Aim
What lines of the data hold the string "Windows"? Pull each one out.

== Data shown ==

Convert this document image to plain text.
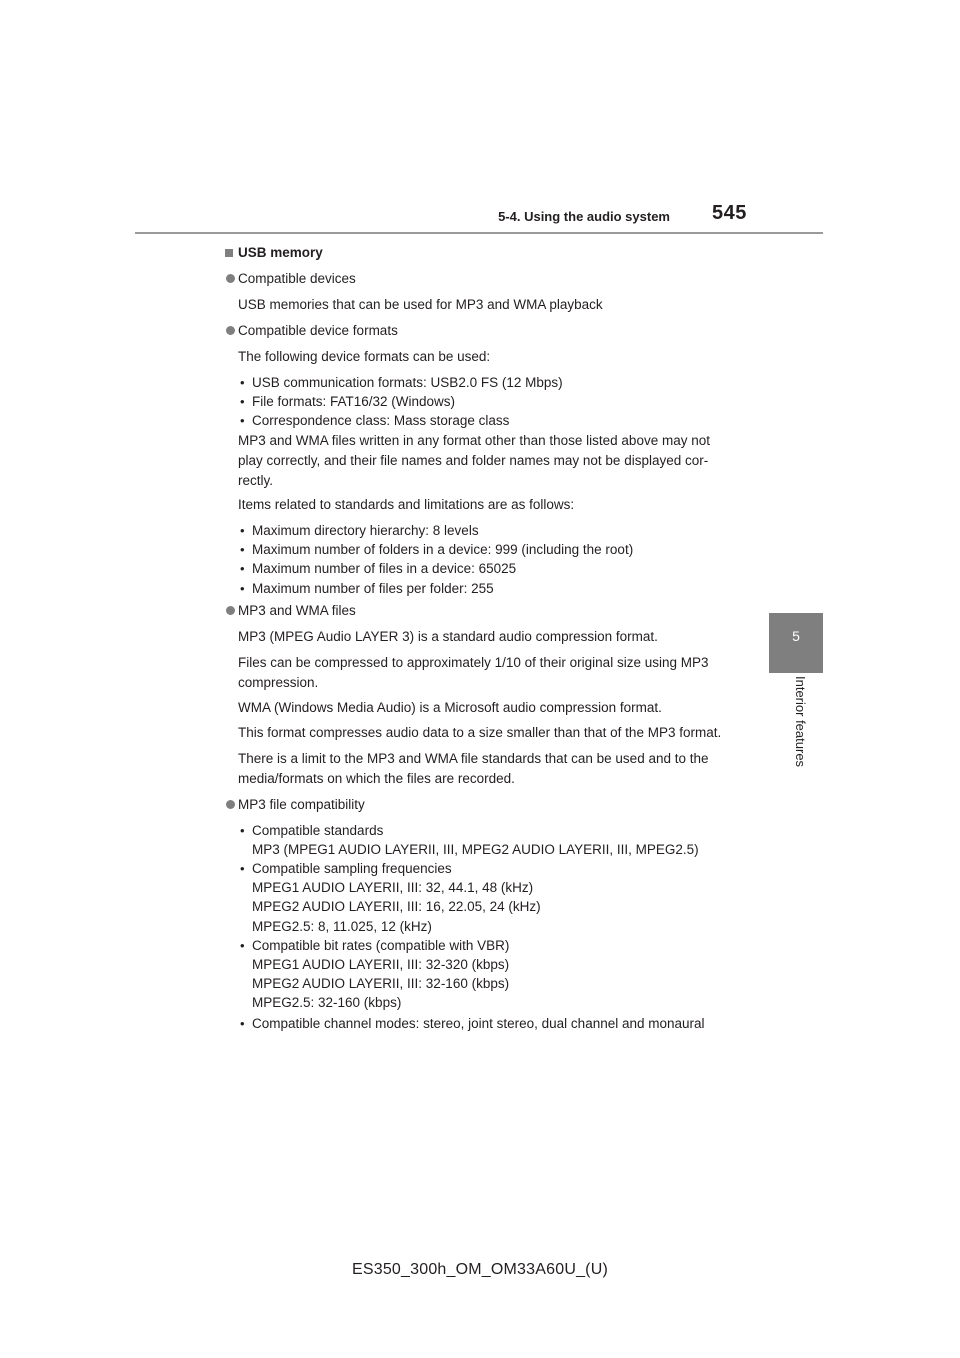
5-4. Using the audio system 545
5
Interior features
USB memory
Compatible devices
USB memories that can be used for MP3 and WMA playback
Compatible device formats
The following device formats can be used:
• USB communication formats: USB2.0 FS (12 Mbps)
• File formats: FAT16/32 (Windows)
• Correspondence class: Mass storage class
MP3 and WMA files written in any format other than those listed above may not
play correctly, and their file names and folder names may not be displayed cor-
rectly.
Items related to standards and limitations are as follows:
• Maximum directory hierarchy: 8 levels
• Maximum number of folders in a device: 999 (including the root)
• Maximum number of files in a device: 65025
• Maximum number of files per folder: 255
MP3 and WMA files
MP3 (MPEG Audio LAYER 3) is a standard audio compression format.
Files can be compressed to approximately 1/10 of their original size using MP3
compression.
WMA (Windows Media Audio) is a Microsoft audio compression format.
This format compresses audio data to a size smaller than that of the MP3 format.
There is a limit to the MP3 and WMA file standards that can be used and to the
media/formats on which the files are recorded.
MP3 file compatibility
• Compatible standards
MP3 (MPEG1 AUDIO LAYERII, III, MPEG2 AUDIO LAYERII, III, MPEG2.5)
• Compatible sampling frequencies
MPEG1 AUDIO LAYERII, III: 32, 44.1, 48 (kHz)
MPEG2 AUDIO LAYERII, III: 16, 22.05, 24 (kHz)
MPEG2.5: 8, 11.025, 12 (kHz)
• Compatible bit rates (compatible with VBR)
MPEG1 AUDIO LAYERII, III: 32-320 (kbps)
MPEG2 AUDIO LAYERII, III: 32-160 (kbps)
MPEG2.5: 32-160 (kbps)
• Compatible channel modes: stereo, joint stereo, dual channel and monaural
ES350_300h_OM_OM33A60U_(U)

===

Final answer
• File formats: FAT16/32 (Windows)
WMA (Windows Media Audio) is a Microsoft audio compression format.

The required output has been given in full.